WHAT THE EXERCISE ASKS: Where a line contains the string "this", copy that line.

DATA LINES:
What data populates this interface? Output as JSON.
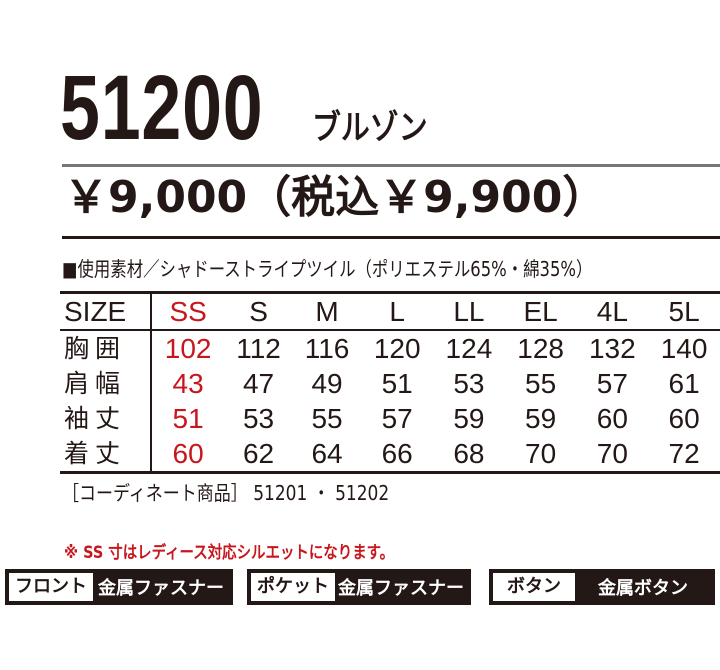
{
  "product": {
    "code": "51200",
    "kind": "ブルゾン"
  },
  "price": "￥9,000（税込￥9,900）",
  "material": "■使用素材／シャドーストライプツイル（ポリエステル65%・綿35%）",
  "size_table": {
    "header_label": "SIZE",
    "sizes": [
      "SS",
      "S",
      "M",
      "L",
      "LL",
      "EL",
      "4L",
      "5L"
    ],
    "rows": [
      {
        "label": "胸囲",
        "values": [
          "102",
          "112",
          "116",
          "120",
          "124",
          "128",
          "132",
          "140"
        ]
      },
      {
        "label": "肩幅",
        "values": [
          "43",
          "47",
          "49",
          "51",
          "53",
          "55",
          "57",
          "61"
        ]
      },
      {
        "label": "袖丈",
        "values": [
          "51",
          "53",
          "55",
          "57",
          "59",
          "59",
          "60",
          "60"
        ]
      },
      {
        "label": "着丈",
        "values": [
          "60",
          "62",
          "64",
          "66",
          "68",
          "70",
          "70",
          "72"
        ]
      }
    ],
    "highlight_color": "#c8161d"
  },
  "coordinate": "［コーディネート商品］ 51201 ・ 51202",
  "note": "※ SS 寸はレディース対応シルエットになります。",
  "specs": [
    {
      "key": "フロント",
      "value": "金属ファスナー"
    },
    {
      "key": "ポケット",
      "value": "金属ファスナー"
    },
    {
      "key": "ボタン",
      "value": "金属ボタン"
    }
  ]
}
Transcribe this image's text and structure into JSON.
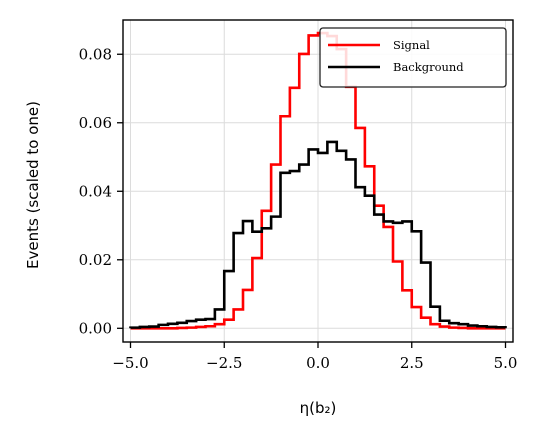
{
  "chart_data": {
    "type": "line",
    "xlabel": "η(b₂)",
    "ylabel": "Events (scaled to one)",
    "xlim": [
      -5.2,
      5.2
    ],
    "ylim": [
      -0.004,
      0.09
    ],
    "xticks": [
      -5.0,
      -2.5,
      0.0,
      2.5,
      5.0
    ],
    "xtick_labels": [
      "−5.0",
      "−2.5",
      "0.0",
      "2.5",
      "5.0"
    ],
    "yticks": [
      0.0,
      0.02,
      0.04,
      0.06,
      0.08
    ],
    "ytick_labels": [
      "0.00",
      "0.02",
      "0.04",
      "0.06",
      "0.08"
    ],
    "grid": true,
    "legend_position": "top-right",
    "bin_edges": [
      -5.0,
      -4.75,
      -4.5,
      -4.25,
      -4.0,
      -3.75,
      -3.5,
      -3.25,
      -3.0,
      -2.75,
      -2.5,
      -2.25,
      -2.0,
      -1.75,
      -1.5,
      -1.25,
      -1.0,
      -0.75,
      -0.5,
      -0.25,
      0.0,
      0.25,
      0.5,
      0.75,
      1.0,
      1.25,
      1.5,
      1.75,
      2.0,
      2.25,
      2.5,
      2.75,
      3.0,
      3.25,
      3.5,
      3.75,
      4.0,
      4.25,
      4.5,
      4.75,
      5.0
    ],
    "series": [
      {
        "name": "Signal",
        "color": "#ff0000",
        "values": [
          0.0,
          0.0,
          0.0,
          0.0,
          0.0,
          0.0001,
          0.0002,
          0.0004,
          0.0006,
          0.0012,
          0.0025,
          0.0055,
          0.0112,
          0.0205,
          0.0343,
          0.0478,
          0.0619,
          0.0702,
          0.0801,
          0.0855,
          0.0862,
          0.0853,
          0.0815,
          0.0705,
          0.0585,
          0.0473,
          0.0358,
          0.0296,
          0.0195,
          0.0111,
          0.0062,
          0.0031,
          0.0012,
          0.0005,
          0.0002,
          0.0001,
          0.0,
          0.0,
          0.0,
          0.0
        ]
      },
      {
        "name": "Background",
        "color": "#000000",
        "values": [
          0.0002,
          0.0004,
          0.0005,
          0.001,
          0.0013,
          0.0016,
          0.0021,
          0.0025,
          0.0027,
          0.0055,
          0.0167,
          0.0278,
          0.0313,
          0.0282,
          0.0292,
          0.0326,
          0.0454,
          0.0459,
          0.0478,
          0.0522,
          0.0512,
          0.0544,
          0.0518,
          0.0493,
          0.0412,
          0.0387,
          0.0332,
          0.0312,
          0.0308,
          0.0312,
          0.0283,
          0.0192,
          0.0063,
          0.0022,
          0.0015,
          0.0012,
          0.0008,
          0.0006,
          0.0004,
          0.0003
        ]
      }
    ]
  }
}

ANSWER TO THE TASK:
What data populates this interface? Output as JSON.
Transcribe this image's text and structure into JSON.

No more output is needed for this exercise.